### What is needed
Where does the string "MENDOZA" appear in the records? Copy every line that contains it.

### Collected data
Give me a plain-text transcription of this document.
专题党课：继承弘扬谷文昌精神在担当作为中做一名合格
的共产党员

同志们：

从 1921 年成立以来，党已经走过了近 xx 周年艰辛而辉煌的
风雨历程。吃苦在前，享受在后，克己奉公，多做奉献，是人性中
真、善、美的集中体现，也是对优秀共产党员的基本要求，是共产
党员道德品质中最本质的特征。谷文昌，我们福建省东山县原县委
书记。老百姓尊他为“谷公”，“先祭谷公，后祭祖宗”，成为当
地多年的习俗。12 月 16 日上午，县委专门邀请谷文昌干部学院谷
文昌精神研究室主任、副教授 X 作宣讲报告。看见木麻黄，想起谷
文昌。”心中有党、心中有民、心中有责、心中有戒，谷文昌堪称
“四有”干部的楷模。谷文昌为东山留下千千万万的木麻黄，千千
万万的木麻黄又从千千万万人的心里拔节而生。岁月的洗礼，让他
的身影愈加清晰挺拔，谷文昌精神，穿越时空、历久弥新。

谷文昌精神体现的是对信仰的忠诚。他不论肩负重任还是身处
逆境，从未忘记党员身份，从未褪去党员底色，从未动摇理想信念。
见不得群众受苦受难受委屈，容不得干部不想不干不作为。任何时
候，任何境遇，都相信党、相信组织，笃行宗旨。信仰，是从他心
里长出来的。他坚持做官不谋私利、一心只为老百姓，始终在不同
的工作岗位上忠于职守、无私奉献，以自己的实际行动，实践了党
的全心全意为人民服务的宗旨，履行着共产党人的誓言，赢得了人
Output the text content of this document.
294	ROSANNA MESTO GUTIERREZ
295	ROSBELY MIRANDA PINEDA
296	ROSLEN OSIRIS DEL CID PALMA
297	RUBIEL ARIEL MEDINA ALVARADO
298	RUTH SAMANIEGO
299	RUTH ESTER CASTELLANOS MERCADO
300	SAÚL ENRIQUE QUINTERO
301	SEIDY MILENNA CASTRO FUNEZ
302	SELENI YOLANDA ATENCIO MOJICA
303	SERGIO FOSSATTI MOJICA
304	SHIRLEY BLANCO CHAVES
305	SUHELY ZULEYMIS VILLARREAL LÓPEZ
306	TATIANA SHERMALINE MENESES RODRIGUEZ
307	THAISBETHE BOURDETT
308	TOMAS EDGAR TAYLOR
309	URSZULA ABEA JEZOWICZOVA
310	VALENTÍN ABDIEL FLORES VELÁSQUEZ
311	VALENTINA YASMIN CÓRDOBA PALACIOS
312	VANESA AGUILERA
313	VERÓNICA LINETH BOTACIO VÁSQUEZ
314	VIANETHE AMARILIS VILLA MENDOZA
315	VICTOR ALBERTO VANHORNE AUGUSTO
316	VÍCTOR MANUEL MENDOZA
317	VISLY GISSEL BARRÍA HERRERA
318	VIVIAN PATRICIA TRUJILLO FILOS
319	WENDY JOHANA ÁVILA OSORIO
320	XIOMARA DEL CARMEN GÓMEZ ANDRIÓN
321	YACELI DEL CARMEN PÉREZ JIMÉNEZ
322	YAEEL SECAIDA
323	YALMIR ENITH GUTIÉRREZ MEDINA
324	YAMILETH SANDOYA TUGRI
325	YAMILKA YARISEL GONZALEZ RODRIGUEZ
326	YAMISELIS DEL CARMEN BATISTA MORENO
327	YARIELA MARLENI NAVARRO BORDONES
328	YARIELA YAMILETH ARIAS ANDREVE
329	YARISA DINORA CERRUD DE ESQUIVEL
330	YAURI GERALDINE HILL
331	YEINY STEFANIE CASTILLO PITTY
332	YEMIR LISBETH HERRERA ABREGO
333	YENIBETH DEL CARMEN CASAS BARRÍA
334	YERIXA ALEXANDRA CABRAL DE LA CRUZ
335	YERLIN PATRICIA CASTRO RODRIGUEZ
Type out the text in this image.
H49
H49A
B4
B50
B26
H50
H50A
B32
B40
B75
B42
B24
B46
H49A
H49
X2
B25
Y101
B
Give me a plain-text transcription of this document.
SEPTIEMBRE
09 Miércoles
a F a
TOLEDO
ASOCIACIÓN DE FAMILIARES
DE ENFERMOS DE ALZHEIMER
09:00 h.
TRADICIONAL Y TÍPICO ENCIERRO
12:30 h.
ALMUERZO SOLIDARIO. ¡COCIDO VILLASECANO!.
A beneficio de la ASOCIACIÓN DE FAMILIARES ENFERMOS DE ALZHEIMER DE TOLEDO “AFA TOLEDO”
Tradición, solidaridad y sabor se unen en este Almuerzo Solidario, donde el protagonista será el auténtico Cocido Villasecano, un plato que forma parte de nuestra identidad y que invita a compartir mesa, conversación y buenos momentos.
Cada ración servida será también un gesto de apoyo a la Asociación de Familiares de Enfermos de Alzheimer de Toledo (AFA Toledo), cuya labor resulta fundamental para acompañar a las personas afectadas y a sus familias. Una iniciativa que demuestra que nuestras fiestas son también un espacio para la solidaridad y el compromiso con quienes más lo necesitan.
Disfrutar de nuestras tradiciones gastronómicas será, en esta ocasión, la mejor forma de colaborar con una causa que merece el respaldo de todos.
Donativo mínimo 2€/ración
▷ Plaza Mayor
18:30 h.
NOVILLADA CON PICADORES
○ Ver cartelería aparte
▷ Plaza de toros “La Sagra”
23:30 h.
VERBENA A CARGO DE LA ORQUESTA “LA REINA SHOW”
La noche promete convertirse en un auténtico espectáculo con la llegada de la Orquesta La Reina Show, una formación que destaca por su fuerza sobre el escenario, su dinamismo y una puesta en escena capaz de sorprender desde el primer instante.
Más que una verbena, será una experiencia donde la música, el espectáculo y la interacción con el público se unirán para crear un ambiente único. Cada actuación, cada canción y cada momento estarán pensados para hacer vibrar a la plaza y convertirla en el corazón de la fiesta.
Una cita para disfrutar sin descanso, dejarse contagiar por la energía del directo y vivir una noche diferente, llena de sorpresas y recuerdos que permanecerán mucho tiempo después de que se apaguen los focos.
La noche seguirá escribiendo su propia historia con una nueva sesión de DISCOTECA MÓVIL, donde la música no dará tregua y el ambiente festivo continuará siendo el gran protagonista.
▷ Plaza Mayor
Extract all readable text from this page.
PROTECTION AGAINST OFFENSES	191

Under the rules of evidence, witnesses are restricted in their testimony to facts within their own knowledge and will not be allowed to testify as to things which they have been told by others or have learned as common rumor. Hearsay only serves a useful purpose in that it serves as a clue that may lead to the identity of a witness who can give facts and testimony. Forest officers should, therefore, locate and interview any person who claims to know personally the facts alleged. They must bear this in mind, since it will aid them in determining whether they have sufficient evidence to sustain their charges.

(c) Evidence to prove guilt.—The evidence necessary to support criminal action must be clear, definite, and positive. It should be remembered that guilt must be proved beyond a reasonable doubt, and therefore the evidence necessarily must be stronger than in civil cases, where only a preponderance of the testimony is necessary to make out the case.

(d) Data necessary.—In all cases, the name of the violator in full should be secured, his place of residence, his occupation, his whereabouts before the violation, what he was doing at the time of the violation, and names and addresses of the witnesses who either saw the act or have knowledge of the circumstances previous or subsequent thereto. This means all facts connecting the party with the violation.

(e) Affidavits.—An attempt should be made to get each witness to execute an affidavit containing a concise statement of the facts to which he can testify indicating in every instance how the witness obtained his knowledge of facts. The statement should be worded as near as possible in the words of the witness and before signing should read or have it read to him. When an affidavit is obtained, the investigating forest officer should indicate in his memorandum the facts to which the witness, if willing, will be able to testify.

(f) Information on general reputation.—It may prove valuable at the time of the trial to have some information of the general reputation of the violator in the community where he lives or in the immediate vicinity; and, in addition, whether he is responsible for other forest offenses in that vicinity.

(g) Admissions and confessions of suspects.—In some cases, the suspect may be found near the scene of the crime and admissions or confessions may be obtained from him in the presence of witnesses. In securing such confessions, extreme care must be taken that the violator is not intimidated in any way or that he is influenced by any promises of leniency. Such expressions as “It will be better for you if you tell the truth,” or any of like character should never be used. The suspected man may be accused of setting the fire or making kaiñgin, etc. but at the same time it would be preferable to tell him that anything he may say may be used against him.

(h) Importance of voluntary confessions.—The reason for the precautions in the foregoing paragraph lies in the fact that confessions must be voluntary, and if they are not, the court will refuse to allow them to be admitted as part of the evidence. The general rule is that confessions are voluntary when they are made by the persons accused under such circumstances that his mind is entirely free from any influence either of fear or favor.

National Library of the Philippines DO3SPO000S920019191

### Exercise response
314	VIANETHE AMARILIS VILLA MENDOZA
316	VÍCTOR MANUEL MENDOZA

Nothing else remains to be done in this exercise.